Figure content listings:
<<<<

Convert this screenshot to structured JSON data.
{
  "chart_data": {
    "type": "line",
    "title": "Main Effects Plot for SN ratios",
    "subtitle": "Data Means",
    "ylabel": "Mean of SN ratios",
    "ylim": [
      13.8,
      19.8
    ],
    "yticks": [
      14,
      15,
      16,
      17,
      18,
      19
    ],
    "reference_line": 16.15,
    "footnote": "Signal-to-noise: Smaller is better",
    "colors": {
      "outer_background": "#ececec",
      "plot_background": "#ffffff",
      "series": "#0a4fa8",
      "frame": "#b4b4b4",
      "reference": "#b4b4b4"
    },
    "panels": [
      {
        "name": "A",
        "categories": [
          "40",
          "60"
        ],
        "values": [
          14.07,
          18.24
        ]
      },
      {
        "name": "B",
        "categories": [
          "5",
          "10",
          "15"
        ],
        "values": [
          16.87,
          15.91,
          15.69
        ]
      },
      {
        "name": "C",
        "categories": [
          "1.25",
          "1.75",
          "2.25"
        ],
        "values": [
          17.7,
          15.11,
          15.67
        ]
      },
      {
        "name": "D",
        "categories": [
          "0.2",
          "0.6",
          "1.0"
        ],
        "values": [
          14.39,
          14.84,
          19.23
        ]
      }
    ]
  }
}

>>>>

The request =
Print every entry exactly as it appears.

In response =
Convert this screenshot to structured JSON data.
{
  "chart_data": {
    "type": "line",
    "title": "Main Effects Plot for SN ratios",
    "subtitle": "Data Means",
    "ylabel": "Mean of SN ratios",
    "ylim": [
      13.8,
      19.8
    ],
    "yticks": [
      14,
      15,
      16,
      17,
      18,
      19
    ],
    "reference_line": 16.15,
    "footnote": "Signal-to-noise: Smaller is better",
    "colors": {
      "outer_background": "#ececec",
      "plot_background": "#ffffff",
      "series": "#0a4fa8",
      "frame": "#b4b4b4",
      "reference": "#b4b4b4"
    },
    "panels": [
      {
        "name": "A",
        "categories": [
          "40",
          "60"
        ],
        "values": [
          14.07,
          18.24
        ]
      },
      {
        "name": "B",
        "categories": [
          "5",
          "10",
          "15"
        ],
        "values": [
          16.87,
          15.91,
          15.69
        ]
      },
      {
        "name": "C",
        "categories": [
          "1.25",
          "1.75",
          "2.25"
        ],
        "values": [
          17.7,
          15.11,
          15.67
        ]
      },
      {
        "name": "D",
        "categories": [
          "0.2",
          "0.6",
          "1.0"
        ],
        "values": [
          14.39,
          14.84,
          19.23
        ]
      }
    ]
  }
}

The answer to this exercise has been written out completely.